Rows from a dataset:

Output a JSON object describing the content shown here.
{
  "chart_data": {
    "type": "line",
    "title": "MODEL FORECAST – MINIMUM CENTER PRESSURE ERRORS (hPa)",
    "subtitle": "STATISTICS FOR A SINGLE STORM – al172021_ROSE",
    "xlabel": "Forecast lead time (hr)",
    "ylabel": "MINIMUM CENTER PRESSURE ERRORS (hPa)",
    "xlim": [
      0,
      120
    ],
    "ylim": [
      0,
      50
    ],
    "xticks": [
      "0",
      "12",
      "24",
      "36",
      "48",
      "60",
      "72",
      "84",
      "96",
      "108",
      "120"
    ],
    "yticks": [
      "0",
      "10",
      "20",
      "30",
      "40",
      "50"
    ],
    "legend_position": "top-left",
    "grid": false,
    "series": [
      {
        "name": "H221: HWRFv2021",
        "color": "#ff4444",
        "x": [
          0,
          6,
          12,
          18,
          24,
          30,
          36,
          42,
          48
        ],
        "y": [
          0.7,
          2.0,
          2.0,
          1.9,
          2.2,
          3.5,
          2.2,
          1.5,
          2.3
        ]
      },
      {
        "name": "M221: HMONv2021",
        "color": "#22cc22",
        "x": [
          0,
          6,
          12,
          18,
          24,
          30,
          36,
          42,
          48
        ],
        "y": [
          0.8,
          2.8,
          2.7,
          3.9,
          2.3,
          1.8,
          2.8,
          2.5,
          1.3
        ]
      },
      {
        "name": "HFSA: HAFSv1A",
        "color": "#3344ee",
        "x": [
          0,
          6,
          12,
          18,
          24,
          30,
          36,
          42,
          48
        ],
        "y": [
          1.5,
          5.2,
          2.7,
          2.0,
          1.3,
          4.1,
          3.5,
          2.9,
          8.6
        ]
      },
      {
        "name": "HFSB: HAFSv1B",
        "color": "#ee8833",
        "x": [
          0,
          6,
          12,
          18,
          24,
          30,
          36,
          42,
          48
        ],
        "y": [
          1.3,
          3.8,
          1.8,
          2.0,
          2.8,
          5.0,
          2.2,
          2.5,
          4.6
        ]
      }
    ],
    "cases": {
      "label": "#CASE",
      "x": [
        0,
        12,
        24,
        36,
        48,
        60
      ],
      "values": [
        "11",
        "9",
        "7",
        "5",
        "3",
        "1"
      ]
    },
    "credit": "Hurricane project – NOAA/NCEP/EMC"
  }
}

◆ EXERCISE: State the number of lines holding the word "color" in the listing. Add nothing else.

◆ ANSWER TO THE PROBLEM: 4